## SHORT EXERCISE
Go through the entries below and write each one out exactly.

[BEGIN DATA FOR PROCESSING]

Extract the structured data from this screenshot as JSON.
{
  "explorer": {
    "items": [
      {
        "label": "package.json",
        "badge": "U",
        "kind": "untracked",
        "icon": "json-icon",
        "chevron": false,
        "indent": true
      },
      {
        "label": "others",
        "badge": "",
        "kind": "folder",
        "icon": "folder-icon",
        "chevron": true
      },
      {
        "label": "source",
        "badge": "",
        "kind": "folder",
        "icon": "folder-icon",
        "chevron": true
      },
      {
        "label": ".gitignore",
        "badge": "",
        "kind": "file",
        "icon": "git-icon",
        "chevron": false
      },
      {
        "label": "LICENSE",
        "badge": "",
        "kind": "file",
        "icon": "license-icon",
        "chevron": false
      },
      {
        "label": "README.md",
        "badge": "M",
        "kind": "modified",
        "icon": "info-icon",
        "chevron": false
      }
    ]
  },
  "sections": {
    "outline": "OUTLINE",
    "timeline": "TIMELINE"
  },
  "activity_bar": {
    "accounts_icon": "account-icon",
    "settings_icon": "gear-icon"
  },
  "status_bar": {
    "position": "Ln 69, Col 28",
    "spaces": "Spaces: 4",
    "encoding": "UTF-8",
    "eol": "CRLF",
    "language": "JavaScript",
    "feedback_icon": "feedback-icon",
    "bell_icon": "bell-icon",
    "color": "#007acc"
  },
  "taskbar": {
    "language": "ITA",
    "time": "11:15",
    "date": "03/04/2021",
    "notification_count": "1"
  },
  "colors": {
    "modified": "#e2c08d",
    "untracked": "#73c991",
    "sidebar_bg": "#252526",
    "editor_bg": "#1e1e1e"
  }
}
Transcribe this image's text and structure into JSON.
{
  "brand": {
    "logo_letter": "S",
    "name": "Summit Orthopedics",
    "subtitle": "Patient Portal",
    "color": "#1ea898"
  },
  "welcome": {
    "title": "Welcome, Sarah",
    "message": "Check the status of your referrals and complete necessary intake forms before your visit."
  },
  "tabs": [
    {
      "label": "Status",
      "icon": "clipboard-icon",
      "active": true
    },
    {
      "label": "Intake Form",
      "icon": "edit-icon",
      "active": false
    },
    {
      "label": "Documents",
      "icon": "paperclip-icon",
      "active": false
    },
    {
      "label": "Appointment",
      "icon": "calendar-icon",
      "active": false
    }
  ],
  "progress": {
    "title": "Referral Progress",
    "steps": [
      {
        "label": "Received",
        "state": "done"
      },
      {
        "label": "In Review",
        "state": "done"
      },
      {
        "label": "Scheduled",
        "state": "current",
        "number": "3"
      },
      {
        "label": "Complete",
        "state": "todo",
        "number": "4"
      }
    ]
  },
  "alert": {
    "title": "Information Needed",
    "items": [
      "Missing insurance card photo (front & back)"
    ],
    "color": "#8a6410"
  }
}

[END DATA FOR PROCESSING]

## WRITTEN RESPONSE
Extract the structured data from this screenshot as JSON.
{
  "explorer": {
    "items": [
      {
        "label": "package.json",
        "badge": "U",
        "kind": "untracked",
        "icon": "json-icon",
        "chevron": false,
        "indent": true
      },
      {
        "label": "others",
        "badge": "",
        "kind": "folder",
        "icon": "folder-icon",
        "chevron": true
      },
      {
        "label": "source",
        "badge": "",
        "kind": "folder",
        "icon": "folder-icon",
        "chevron": true
      },
      {
        "label": ".gitignore",
        "badge": "",
        "kind": "file",
        "icon": "git-icon",
        "chevron": false
      },
      {
        "label": "LICENSE",
        "badge": "",
        "kind": "file",
        "icon": "license-icon",
        "chevron": false
      },
      {
        "label": "README.md",
        "badge": "M",
        "kind": "modified",
        "icon": "info-icon",
        "chevron": false
      }
    ]
  },
  "sections": {
    "outline": "OUTLINE",
    "timeline": "TIMELINE"
  },
  "activity_bar": {
    "accounts_icon": "account-icon",
    "settings_icon": "gear-icon"
  },
  "status_bar": {
    "position": "Ln 69, Col 28",
    "spaces": "Spaces: 4",
    "encoding": "UTF-8",
    "eol": "CRLF",
    "language": "JavaScript",
    "feedback_icon": "feedback-icon",
    "bell_icon": "bell-icon",
    "color": "#007acc"
  },
  "taskbar": {
    "language": "ITA",
    "time": "11:15",
    "date": "03/04/2021",
    "notification_count": "1"
  },
  "colors": {
    "modified": "#e2c08d",
    "untracked": "#73c991",
    "sidebar_bg": "#252526",
    "editor_bg": "#1e1e1e"
  }
}
Transcribe this image's text and structure into JSON.
{
  "brand": {
    "logo_letter": "S",
    "name": "Summit Orthopedics",
    "subtitle": "Patient Portal",
    "color": "#1ea898"
  },
  "welcome": {
    "title": "Welcome, Sarah",
    "message": "Check the status of your referrals and complete necessary intake forms before your visit."
  },
  "tabs": [
    {
      "label": "Status",
      "icon": "clipboard-icon",
      "active": true
    },
    {
      "label": "Intake Form",
      "icon": "edit-icon",
      "active": false
    },
    {
      "label": "Documents",
      "icon": "paperclip-icon",
      "active": false
    },
    {
      "label": "Appointment",
      "icon": "calendar-icon",
      "active": false
    }
  ],
  "progress": {
    "title": "Referral Progress",
    "steps": [
      {
        "label": "Received",
        "state": "done"
      },
      {
        "label": "In Review",
        "state": "done"
      },
      {
        "label": "Scheduled",
        "state": "current",
        "number": "3"
      },
      {
        "label": "Complete",
        "state": "todo",
        "number": "4"
      }
    ]
  },
  "alert": {
    "title": "Information Needed",
    "items": [
      "Missing insurance card photo (front & back)"
    ],
    "color": "#8a6410"
  }
}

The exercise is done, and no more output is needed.